Records that describe figures —
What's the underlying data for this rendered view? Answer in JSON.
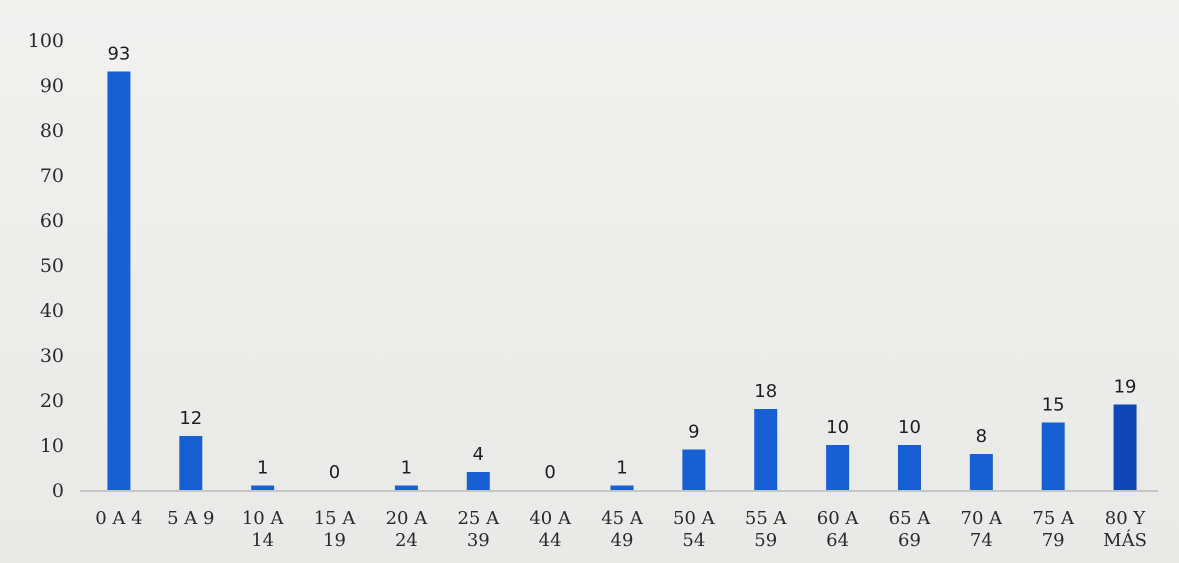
{
  "chart_data": {
    "type": "bar",
    "title": "",
    "xlabel": "",
    "ylabel": "",
    "categories": [
      [
        "0 A 4"
      ],
      [
        "5 A 9"
      ],
      [
        "10 A",
        "14"
      ],
      [
        "15 A",
        "19"
      ],
      [
        "20 A",
        "24"
      ],
      [
        "25 A",
        "39"
      ],
      [
        "40 A",
        "44"
      ],
      [
        "45 A",
        "49"
      ],
      [
        "50 A",
        "54"
      ],
      [
        "55 A",
        "59"
      ],
      [
        "60 A",
        "64"
      ],
      [
        "65 A",
        "69"
      ],
      [
        "70 A",
        "74"
      ],
      [
        "75 A",
        "79"
      ],
      [
        "80 Y",
        "MÁS"
      ]
    ],
    "values": [
      93,
      12,
      1,
      0,
      1,
      4,
      0,
      1,
      9,
      18,
      10,
      10,
      8,
      15,
      19
    ],
    "ylim": [
      0,
      100
    ],
    "yticks": [
      0,
      10,
      20,
      30,
      40,
      50,
      60,
      70,
      80,
      90,
      100
    ],
    "grid": false,
    "legend": "none",
    "bar_color": "#1760d4",
    "last_bar_color": "#1246b8",
    "axis_color": "#b9b9b9"
  }
}
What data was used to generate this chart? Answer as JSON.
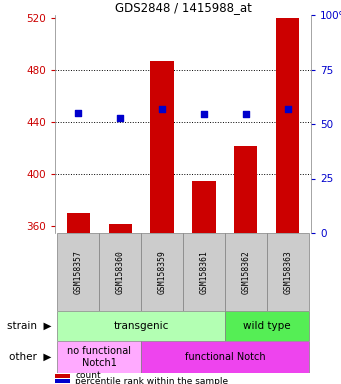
{
  "title": "GDS2848 / 1415988_at",
  "samples": [
    "GSM158357",
    "GSM158360",
    "GSM158359",
    "GSM158361",
    "GSM158362",
    "GSM158363"
  ],
  "counts": [
    370,
    362,
    487,
    395,
    422,
    520
  ],
  "percentile_values": [
    447,
    443,
    450,
    446,
    446,
    450
  ],
  "y_min": 355,
  "y_max": 522,
  "y_ticks": [
    360,
    400,
    440,
    480,
    520
  ],
  "right_y_ticks": [
    0,
    25,
    50,
    75,
    100
  ],
  "bar_color": "#cc0000",
  "dot_color": "#0000cc",
  "tick_label_color_left": "#cc0000",
  "tick_label_color_right": "#0000cc",
  "sample_box_color": "#cccccc",
  "strain_groups": [
    {
      "label": "transgenic",
      "start": 0,
      "end": 3,
      "color": "#b3ffb3"
    },
    {
      "label": "wild type",
      "start": 4,
      "end": 5,
      "color": "#55ee55"
    }
  ],
  "other_groups": [
    {
      "label": "no functional\nNotch1",
      "start": 0,
      "end": 1,
      "color": "#ffaaff"
    },
    {
      "label": "functional Notch",
      "start": 2,
      "end": 5,
      "color": "#ee44ee"
    }
  ],
  "legend_items": [
    {
      "color": "#cc0000",
      "label": "count"
    },
    {
      "color": "#0000cc",
      "label": "percentile rank within the sample"
    }
  ]
}
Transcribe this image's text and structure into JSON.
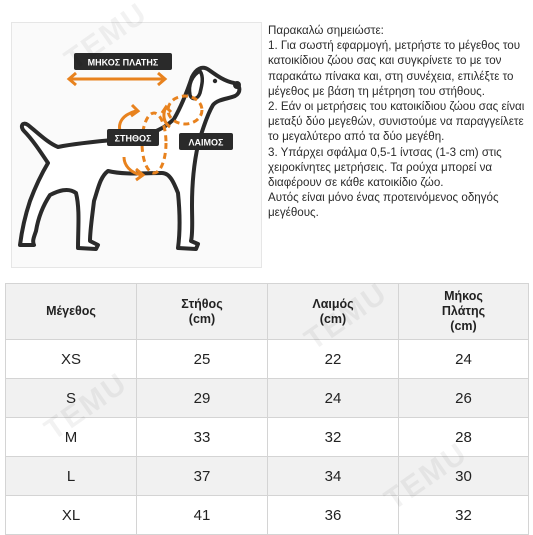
{
  "watermark": "TEMU",
  "illustration": {
    "back_length_label": "ΜΗΚΟΣ ΠΛΑΤΗΣ",
    "chest_label": "ΣΤΗΘΟΣ",
    "neck_label": "ΛΑΙΜΟΣ",
    "accent_color": "#e8821e",
    "label_bg": "#2a2a2a"
  },
  "notes": {
    "heading": "Παρακαλώ σημειώστε:",
    "items": [
      "1. Για σωστή εφαρμογή, μετρήστε το μέγεθος του κατοικίδιου ζώου σας και συγκρίνετε το με τον παρακάτω πίνακα και, στη συνέχεια, επιλέξτε το μέγεθος με βάση τη μέτρηση του στήθους.",
      "2. Εάν οι μετρήσεις του κατοικίδιου ζώου σας είναι μεταξύ δύο μεγεθών, συνιστούμε να παραγγείλετε το μεγαλύτερο από τα δύο μεγέθη.",
      "3. Υπάρχει σφάλμα 0,5-1 ίντσας (1-3 cm) στις χειροκίνητες μετρήσεις. Τα ρούχα μπορεί να διαφέρουν σε κάθε κατοικίδιο ζώο.",
      "Αυτός είναι μόνο ένας προτεινόμενος οδηγός μεγέθους."
    ]
  },
  "table": {
    "headers": {
      "size": "Μέγεθος",
      "chest": "Στήθος",
      "chest_unit": "(cm)",
      "neck": "Λαιμός",
      "neck_unit": "(cm)",
      "back_a": "Μήκος",
      "back_b": "Πλάτης",
      "back_unit": "(cm)"
    },
    "rows": [
      {
        "size": "XS",
        "chest": "25",
        "neck": "22",
        "back": "24"
      },
      {
        "size": "S",
        "chest": "29",
        "neck": "24",
        "back": "26"
      },
      {
        "size": "M",
        "chest": "33",
        "neck": "32",
        "back": "28"
      },
      {
        "size": "L",
        "chest": "37",
        "neck": "34",
        "back": "30"
      },
      {
        "size": "XL",
        "chest": "41",
        "neck": "36",
        "back": "32"
      }
    ]
  }
}
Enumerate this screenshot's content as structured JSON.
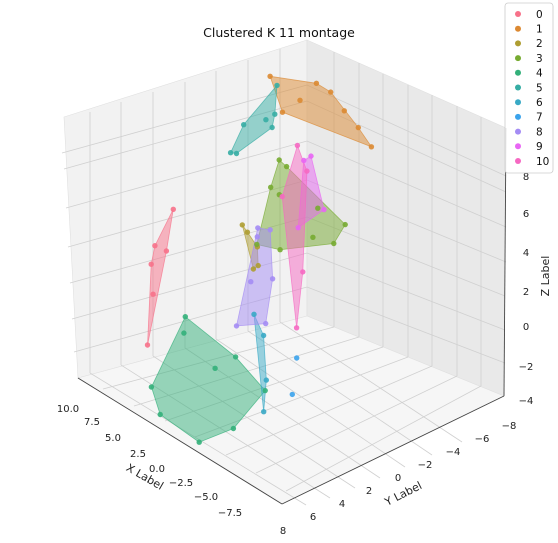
{
  "chart_data": {
    "type": "scatter",
    "title": "Clustered K 11 montage",
    "xlabel": "X Label",
    "ylabel": "Y Label",
    "zlabel": "Z Label",
    "xlim": [
      -8,
      10
    ],
    "ylim": [
      -8,
      8
    ],
    "zlim": [
      -4,
      8
    ],
    "x_ticks": [
      "10.0",
      "7.5",
      "5.0",
      "2.5",
      "0.0",
      "−2.5",
      "−5.0",
      "−7.5"
    ],
    "y_ticks": [
      "8",
      "6",
      "4",
      "2",
      "0",
      "−2",
      "−4",
      "−6",
      "−8"
    ],
    "z_ticks": [
      "−4",
      "−2",
      "0",
      "2",
      "4",
      "6",
      "8"
    ],
    "grid": true,
    "legend_position": "top-right",
    "series": [
      {
        "name": "0",
        "color": "#f77189",
        "x": [
          -7.6,
          -8.0,
          -6.8,
          -5.8,
          -8.2,
          -7.4
        ],
        "y": [
          2.0,
          1.2,
          3.6,
          4.8,
          2.6,
          3.0
        ],
        "z": [
          0.0,
          1.5,
          -1.2,
          -2.8,
          -0.6,
          0.6
        ]
      },
      {
        "name": "1",
        "color": "#dc8932",
        "x": [
          -1.2,
          -3.0,
          -4.5,
          -6.5,
          -2.0,
          -5.2,
          -6.0,
          -3.6
        ],
        "y": [
          -7.5,
          -7.0,
          -6.2,
          -4.5,
          -7.2,
          -5.6,
          -5.0,
          -6.5
        ],
        "z": [
          3.8,
          5.0,
          6.0,
          6.2,
          4.5,
          5.2,
          4.6,
          5.8
        ]
      },
      {
        "name": "2",
        "color": "#ae9d31",
        "x": [
          -3.5,
          -4.2,
          -5.0,
          -4.6,
          -5.6
        ],
        "y": [
          -1.2,
          -1.5,
          -2.5,
          -1.0,
          -2.2
        ],
        "z": [
          0.5,
          -0.8,
          -1.2,
          1.2,
          0.2
        ]
      },
      {
        "name": "3",
        "color": "#77ab31",
        "x": [
          0.2,
          -2.2,
          -4.8,
          -6.5,
          -3.0,
          -1.5,
          -5.5,
          0.8,
          -0.8,
          -3.8
        ],
        "y": [
          -2.5,
          -2.2,
          -3.8,
          -4.6,
          -4.8,
          -1.2,
          -2.8,
          -4.0,
          -4.5,
          -3.0
        ],
        "z": [
          3.0,
          4.2,
          3.2,
          1.2,
          0.0,
          1.0,
          -0.5,
          2.0,
          0.5,
          2.2
        ]
      },
      {
        "name": "4",
        "color": "#33b07a",
        "x": [
          3.5,
          1.0,
          -2.5,
          -4.8,
          2.2,
          -1.0,
          4.2,
          0.0,
          -3.0
        ],
        "y": [
          6.2,
          5.5,
          4.8,
          3.0,
          7.6,
          7.8,
          4.5,
          3.2,
          6.8
        ],
        "z": [
          -3.2,
          -1.5,
          -0.5,
          -2.5,
          -3.8,
          -3.5,
          -1.8,
          -2.0,
          -3.2
        ]
      },
      {
        "name": "5",
        "color": "#36ada4",
        "x": [
          -1.8,
          -2.6,
          -3.2,
          -4.0,
          -2.0,
          -4.8,
          -3.0
        ],
        "y": [
          -0.8,
          0.6,
          -1.5,
          -2.8,
          1.6,
          -3.6,
          1.2
        ],
        "z": [
          6.5,
          6.8,
          6.2,
          5.8,
          6.0,
          6.6,
          5.6
        ]
      },
      {
        "name": "6",
        "color": "#38a9c5",
        "x": [
          6.6,
          5.6,
          7.6,
          6.2
        ],
        "y": [
          6.4,
          5.8,
          7.4,
          7.0
        ],
        "z": [
          0.0,
          1.5,
          -0.8,
          3.0
        ]
      },
      {
        "name": "7",
        "color": "#3ba3ec",
        "x": [
          7.8,
          8.4
        ],
        "y": [
          5.2,
          6.0
        ],
        "z": [
          1.0,
          -0.2
        ]
      },
      {
        "name": "8",
        "color": "#a48cf4",
        "x": [
          3.2,
          1.5,
          -0.2,
          2.8,
          4.2,
          0.8,
          2.0
        ],
        "y": [
          3.2,
          2.0,
          1.5,
          4.0,
          4.5,
          2.8,
          4.8
        ],
        "z": [
          2.5,
          3.8,
          3.2,
          4.5,
          1.2,
          1.5,
          0.5
        ]
      },
      {
        "name": "9",
        "color": "#e866f4",
        "x": [
          5.0,
          2.0,
          4.2,
          1.0
        ],
        "y": [
          1.0,
          -0.5,
          2.2,
          -0.8
        ],
        "z": [
          5.5,
          6.5,
          4.8,
          5.9
        ]
      },
      {
        "name": "10",
        "color": "#f668c2",
        "x": [
          2.5,
          0.8,
          5.6,
          6.8,
          1.8
        ],
        "y": [
          0.2,
          -0.5,
          3.0,
          4.4,
          1.4
        ],
        "z": [
          6.2,
          6.6,
          3.5,
          1.8,
          5.2
        ]
      }
    ]
  }
}
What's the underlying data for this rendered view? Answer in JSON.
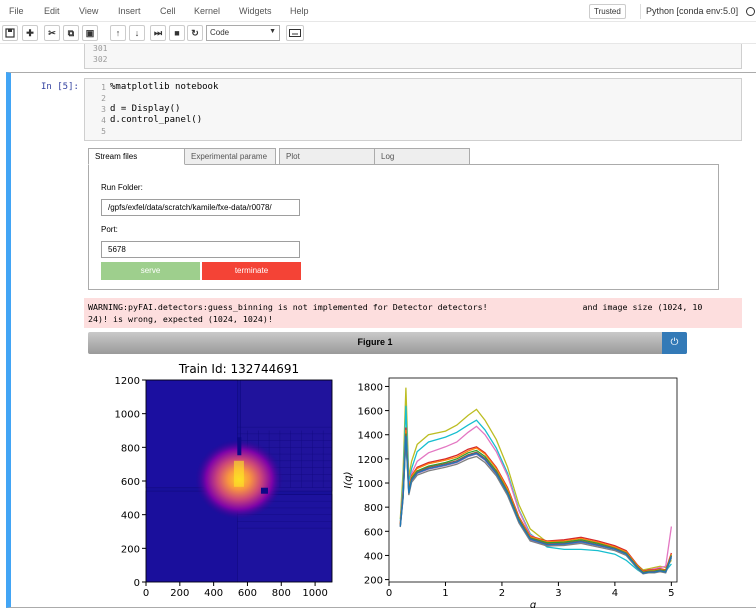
{
  "menu": {
    "items": [
      "File",
      "Edit",
      "View",
      "Insert",
      "Cell",
      "Kernel",
      "Widgets",
      "Help"
    ],
    "trusted": "Trusted",
    "kernel": "Python [conda env:5.0]"
  },
  "toolbar": {
    "icons": [
      "save-icon",
      "plus-icon",
      "cut-icon",
      "copy-icon",
      "paste-icon",
      "arrow-up-icon",
      "arrow-down-icon",
      "step-forward-icon",
      "stop-icon",
      "restart-icon"
    ],
    "cell_type": "Code",
    "keyboard_icon": "keyboard-icon"
  },
  "previous_cell": {
    "line_numbers": [
      "301",
      "302"
    ]
  },
  "cell": {
    "prompt": "In [5]:",
    "line_numbers": [
      "1",
      "2",
      "3",
      "4",
      "5"
    ],
    "lines": [
      "%matplotlib notebook",
      "",
      "d = Display()",
      "d.control_panel()",
      ""
    ]
  },
  "widget": {
    "tabs": [
      "Stream files",
      "Experimental parame",
      "Plot",
      "Log"
    ],
    "run_folder_label": "Run Folder:",
    "run_folder_value": "/gpfs/exfel/data/scratch/kamile/fxe-data/r0078/",
    "port_label": "Port:",
    "port_value": "5678",
    "serve": "serve",
    "terminate": "terminate"
  },
  "warning": {
    "line1": "WARNING:pyFAI.detectors:guess_binning is not implemented for Detector detectors!                   and image size (1024, 10",
    "line2": "24)! is wrong, expected (1024, 1024)!"
  },
  "figure": {
    "title": "Figure 1",
    "power_icon": "power-icon"
  },
  "chart_data": [
    {
      "type": "heatmap",
      "title": "Train Id: 132744691",
      "xlabel": "",
      "ylabel": "",
      "xlim": [
        0,
        1100
      ],
      "ylim": [
        0,
        1200
      ],
      "xticks": [
        0,
        200,
        400,
        600,
        800,
        1000
      ],
      "yticks": [
        0,
        200,
        400,
        600,
        800,
        1000,
        1200
      ],
      "colormap": "plasma",
      "peak_center": [
        550,
        610
      ]
    },
    {
      "type": "line",
      "title": "",
      "xlabel": "q",
      "ylabel": "I(q)",
      "xlim": [
        0,
        5.1
      ],
      "ylim": [
        180,
        1870
      ],
      "xticks": [
        0,
        1,
        2,
        3,
        4,
        5
      ],
      "yticks": [
        200,
        400,
        600,
        800,
        1000,
        1200,
        1400,
        1600,
        1800
      ],
      "x": [
        0.2,
        0.25,
        0.3,
        0.35,
        0.4,
        0.5,
        0.7,
        1.0,
        1.2,
        1.4,
        1.55,
        1.7,
        1.9,
        2.1,
        2.3,
        2.5,
        2.8,
        3.1,
        3.4,
        3.7,
        4.0,
        4.2,
        4.4,
        4.5,
        4.6,
        4.7,
        4.8,
        4.9,
        5.0
      ],
      "series": [
        {
          "color": "#bcbd22",
          "values": [
            700,
            1100,
            1790,
            1050,
            1180,
            1320,
            1400,
            1430,
            1480,
            1560,
            1610,
            1520,
            1360,
            1130,
            820,
            620,
            510,
            510,
            520,
            500,
            470,
            410,
            320,
            280,
            290,
            300,
            310,
            300,
            360
          ]
        },
        {
          "color": "#17becf",
          "values": [
            680,
            1000,
            1640,
            1000,
            1120,
            1260,
            1340,
            1380,
            1420,
            1480,
            1520,
            1440,
            1290,
            1080,
            780,
            580,
            470,
            450,
            450,
            440,
            410,
            360,
            280,
            250,
            260,
            270,
            280,
            270,
            330
          ]
        },
        {
          "color": "#e377c2",
          "values": [
            660,
            950,
            1390,
            960,
            1080,
            1180,
            1250,
            1300,
            1340,
            1420,
            1470,
            1400,
            1260,
            1060,
            770,
            570,
            500,
            500,
            520,
            500,
            470,
            430,
            320,
            270,
            280,
            290,
            300,
            310,
            640
          ]
        },
        {
          "color": "#d62728",
          "values": [
            660,
            930,
            1460,
            950,
            1060,
            1130,
            1170,
            1200,
            1230,
            1280,
            1300,
            1250,
            1130,
            960,
            720,
            560,
            520,
            530,
            550,
            520,
            480,
            440,
            320,
            270,
            280,
            280,
            290,
            280,
            420
          ]
        },
        {
          "color": "#ff7f0e",
          "values": [
            655,
            920,
            1440,
            945,
            1055,
            1120,
            1160,
            1190,
            1215,
            1265,
            1290,
            1240,
            1120,
            950,
            710,
            555,
            515,
            520,
            540,
            510,
            470,
            430,
            315,
            265,
            275,
            275,
            285,
            275,
            410
          ]
        },
        {
          "color": "#2ca02c",
          "values": [
            650,
            900,
            1410,
            930,
            1040,
            1100,
            1140,
            1170,
            1200,
            1250,
            1270,
            1220,
            1100,
            930,
            700,
            545,
            505,
            510,
            530,
            500,
            460,
            420,
            305,
            260,
            270,
            270,
            280,
            270,
            400
          ]
        },
        {
          "color": "#8c564b",
          "values": [
            645,
            890,
            1400,
            920,
            1030,
            1090,
            1130,
            1160,
            1185,
            1235,
            1255,
            1205,
            1090,
            920,
            690,
            540,
            495,
            500,
            520,
            490,
            455,
            415,
            300,
            255,
            265,
            265,
            275,
            265,
            395
          ]
        },
        {
          "color": "#9467bd",
          "values": [
            640,
            880,
            1380,
            910,
            1020,
            1080,
            1115,
            1145,
            1170,
            1220,
            1240,
            1190,
            1075,
            910,
            680,
            530,
            485,
            490,
            510,
            480,
            450,
            410,
            295,
            250,
            260,
            260,
            270,
            260,
            390
          ]
        },
        {
          "color": "#7f7f7f",
          "values": [
            635,
            870,
            1360,
            900,
            1005,
            1065,
            1100,
            1130,
            1155,
            1200,
            1220,
            1170,
            1060,
            895,
            670,
            520,
            478,
            482,
            500,
            470,
            440,
            400,
            290,
            248,
            255,
            255,
            265,
            255,
            380
          ]
        },
        {
          "color": "#1f77b4",
          "values": [
            640,
            885,
            1390,
            915,
            1025,
            1085,
            1120,
            1150,
            1175,
            1225,
            1245,
            1195,
            1080,
            915,
            685,
            535,
            490,
            495,
            515,
            485,
            452,
            412,
            298,
            252,
            262,
            262,
            272,
            262,
            392
          ]
        }
      ]
    }
  ]
}
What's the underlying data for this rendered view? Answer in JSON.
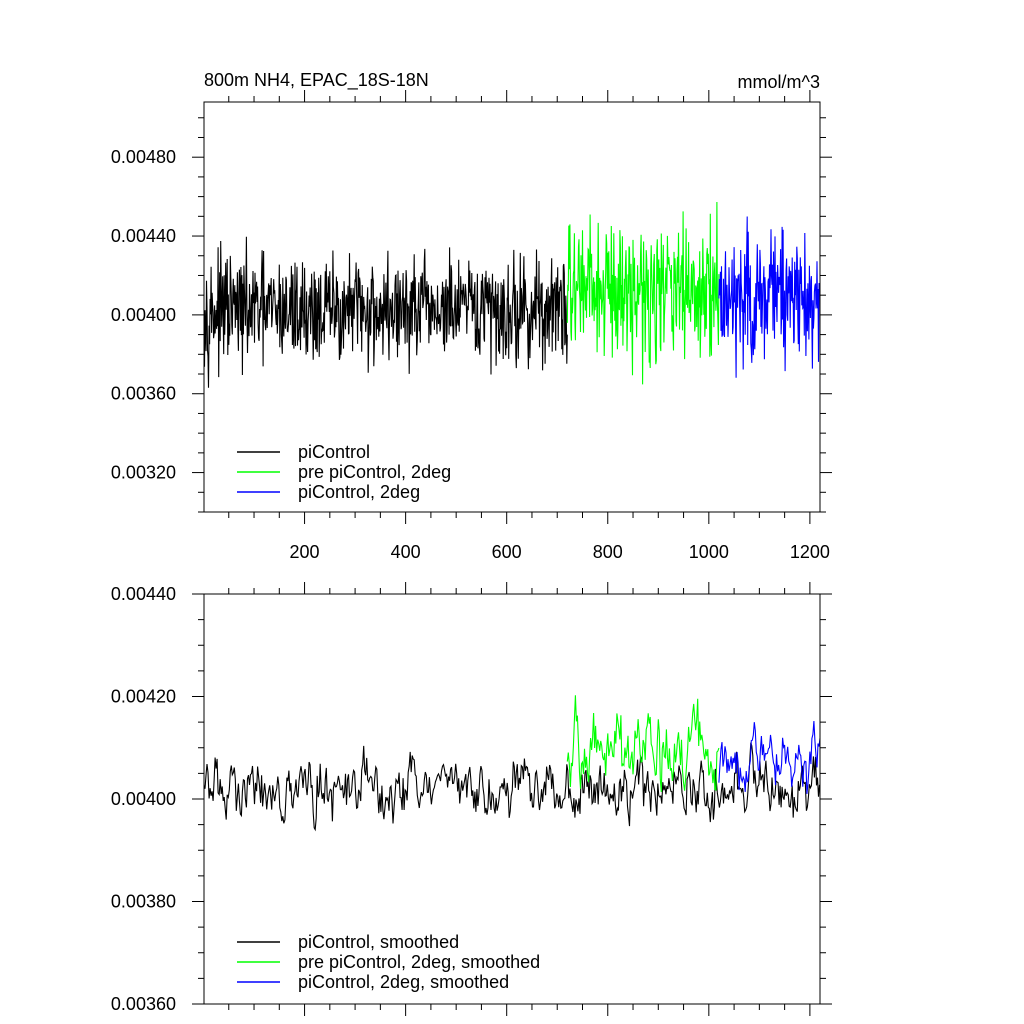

Do this — Report how many lines above hold the string "functional", giving nothing but the number.

Task result — 2